Short problem. Each line of the listing that contains the word "true" is to be copied.

Record excerpts.

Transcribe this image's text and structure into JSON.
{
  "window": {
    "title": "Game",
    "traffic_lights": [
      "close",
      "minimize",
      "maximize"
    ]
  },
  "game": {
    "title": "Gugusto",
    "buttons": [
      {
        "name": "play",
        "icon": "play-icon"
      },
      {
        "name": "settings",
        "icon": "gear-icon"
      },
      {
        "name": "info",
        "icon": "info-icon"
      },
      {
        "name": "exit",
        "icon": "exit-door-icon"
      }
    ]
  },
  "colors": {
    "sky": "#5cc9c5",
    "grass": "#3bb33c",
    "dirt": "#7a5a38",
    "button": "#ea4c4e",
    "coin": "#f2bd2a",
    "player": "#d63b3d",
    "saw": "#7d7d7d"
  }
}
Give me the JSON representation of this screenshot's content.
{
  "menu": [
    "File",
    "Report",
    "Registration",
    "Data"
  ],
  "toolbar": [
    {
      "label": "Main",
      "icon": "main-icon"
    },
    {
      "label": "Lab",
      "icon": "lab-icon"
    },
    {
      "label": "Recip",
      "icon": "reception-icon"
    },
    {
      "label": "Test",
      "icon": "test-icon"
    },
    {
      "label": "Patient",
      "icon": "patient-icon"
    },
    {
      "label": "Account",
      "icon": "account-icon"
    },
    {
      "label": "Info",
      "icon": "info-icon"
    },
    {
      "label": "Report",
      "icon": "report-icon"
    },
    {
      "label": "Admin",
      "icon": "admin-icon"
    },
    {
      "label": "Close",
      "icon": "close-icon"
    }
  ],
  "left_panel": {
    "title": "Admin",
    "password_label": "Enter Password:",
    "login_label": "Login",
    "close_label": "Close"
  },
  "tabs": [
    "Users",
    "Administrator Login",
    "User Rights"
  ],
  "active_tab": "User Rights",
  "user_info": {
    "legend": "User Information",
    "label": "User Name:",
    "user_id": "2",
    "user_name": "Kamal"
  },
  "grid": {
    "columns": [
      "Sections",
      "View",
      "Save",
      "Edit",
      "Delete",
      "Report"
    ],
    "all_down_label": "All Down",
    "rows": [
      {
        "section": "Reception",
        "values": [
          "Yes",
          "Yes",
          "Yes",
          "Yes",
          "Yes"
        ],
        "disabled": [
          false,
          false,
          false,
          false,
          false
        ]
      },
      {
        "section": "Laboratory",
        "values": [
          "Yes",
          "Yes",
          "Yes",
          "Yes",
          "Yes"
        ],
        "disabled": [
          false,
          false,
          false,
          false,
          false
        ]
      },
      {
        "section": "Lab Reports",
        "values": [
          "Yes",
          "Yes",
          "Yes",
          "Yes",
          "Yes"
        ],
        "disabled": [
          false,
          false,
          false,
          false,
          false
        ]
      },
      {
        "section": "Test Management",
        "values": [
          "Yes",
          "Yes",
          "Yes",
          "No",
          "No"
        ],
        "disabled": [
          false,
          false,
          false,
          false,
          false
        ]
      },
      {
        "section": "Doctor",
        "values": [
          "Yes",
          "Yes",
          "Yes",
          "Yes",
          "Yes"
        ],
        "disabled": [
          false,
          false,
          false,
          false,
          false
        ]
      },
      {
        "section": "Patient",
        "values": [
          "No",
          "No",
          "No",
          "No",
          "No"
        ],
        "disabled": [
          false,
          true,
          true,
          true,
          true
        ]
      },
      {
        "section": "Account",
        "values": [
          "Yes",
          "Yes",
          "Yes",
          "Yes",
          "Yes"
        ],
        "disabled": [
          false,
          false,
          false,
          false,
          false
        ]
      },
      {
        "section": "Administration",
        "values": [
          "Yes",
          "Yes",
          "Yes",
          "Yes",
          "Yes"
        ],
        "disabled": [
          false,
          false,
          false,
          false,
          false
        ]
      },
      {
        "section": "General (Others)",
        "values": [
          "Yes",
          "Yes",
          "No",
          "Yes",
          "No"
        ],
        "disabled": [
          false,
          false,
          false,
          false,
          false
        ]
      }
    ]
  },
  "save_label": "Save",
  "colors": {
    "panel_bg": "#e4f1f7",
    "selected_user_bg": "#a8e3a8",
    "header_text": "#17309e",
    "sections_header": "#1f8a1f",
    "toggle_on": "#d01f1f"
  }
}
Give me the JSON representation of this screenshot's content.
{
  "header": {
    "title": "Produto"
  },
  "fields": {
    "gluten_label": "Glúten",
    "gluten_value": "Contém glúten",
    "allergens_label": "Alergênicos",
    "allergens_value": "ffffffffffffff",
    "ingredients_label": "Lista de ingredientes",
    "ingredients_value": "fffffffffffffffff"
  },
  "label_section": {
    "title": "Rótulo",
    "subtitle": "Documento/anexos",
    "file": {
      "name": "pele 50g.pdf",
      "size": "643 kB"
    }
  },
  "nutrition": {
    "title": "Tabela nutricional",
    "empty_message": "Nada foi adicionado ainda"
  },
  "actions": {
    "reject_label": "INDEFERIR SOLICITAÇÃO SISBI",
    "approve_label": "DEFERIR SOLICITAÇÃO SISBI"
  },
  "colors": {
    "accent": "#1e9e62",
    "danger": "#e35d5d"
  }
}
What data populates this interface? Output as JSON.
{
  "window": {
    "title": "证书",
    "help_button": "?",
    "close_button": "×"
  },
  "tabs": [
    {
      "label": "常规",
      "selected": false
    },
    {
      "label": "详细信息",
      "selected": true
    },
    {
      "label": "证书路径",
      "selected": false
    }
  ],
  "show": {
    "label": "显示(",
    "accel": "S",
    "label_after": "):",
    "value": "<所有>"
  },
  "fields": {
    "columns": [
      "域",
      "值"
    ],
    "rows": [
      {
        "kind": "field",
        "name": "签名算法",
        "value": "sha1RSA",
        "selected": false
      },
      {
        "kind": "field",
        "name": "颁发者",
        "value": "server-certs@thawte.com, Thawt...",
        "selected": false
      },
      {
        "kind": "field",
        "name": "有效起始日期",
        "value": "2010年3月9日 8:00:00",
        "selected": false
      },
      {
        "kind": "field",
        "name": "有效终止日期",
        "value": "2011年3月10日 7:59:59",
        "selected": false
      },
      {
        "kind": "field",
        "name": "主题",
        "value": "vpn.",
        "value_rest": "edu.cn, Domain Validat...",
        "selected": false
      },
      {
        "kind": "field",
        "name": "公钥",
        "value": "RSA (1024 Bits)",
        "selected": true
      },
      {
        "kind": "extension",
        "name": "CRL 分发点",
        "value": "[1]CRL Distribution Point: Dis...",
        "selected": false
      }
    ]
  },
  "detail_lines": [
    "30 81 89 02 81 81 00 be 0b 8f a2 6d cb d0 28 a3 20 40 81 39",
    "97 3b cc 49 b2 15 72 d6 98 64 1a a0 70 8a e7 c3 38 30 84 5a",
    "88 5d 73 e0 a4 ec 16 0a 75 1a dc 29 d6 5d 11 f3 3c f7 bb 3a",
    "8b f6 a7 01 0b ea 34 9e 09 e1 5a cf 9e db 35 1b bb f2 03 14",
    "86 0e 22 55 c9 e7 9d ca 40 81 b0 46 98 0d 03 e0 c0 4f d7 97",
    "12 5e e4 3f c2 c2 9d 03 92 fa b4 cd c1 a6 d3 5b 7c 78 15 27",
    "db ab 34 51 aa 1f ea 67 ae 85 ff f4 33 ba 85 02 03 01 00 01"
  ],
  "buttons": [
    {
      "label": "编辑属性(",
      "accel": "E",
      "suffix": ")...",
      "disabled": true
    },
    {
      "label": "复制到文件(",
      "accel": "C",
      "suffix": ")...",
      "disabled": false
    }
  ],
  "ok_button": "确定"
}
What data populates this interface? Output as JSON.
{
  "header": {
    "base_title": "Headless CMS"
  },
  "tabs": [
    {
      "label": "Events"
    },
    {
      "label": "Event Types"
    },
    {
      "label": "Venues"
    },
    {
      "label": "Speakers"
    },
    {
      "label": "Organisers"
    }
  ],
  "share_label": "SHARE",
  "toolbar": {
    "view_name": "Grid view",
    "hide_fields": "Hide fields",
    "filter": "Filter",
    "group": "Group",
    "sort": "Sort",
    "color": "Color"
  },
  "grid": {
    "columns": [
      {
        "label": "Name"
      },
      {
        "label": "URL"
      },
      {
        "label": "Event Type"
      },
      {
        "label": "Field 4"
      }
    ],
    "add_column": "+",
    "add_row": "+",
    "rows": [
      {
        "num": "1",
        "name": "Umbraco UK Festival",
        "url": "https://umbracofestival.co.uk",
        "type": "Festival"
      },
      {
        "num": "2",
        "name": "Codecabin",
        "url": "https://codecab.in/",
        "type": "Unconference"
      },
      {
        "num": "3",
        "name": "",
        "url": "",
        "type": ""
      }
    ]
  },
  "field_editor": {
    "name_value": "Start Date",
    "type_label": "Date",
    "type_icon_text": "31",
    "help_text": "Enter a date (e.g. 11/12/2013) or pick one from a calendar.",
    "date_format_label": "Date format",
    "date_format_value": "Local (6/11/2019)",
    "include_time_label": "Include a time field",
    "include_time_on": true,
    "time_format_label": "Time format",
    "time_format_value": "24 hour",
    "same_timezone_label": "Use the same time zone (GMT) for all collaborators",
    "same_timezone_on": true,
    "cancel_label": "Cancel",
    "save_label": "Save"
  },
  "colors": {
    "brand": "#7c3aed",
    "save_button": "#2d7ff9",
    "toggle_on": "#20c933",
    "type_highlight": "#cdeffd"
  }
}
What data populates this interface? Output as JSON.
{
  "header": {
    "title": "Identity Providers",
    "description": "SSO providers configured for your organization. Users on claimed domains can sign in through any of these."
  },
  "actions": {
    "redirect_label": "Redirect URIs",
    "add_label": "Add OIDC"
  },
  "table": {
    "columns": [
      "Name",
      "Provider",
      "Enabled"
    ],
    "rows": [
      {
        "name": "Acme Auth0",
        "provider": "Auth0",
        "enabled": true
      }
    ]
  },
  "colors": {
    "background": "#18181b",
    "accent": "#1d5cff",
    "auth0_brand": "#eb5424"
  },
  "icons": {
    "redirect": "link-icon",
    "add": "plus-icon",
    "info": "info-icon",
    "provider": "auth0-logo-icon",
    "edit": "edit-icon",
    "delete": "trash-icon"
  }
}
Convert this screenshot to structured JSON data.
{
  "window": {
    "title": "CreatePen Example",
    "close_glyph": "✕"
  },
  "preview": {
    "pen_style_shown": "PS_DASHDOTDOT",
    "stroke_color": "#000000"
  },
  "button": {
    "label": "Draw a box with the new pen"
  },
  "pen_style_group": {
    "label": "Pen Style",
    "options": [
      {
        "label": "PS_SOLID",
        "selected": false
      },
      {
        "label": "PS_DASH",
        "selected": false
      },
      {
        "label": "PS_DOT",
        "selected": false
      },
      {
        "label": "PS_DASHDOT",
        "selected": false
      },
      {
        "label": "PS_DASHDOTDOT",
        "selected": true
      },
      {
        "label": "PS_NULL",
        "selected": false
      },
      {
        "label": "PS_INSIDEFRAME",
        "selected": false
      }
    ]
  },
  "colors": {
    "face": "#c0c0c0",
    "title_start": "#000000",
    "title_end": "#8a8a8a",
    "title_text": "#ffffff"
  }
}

Response to the exercise.
          true,
          true,
          true,
          true
      "selected": true
        "selected": true
      "disabled": true
    "include_time_on": true,
    "same_timezone_on": true,
        "enabled": true
        "selected": true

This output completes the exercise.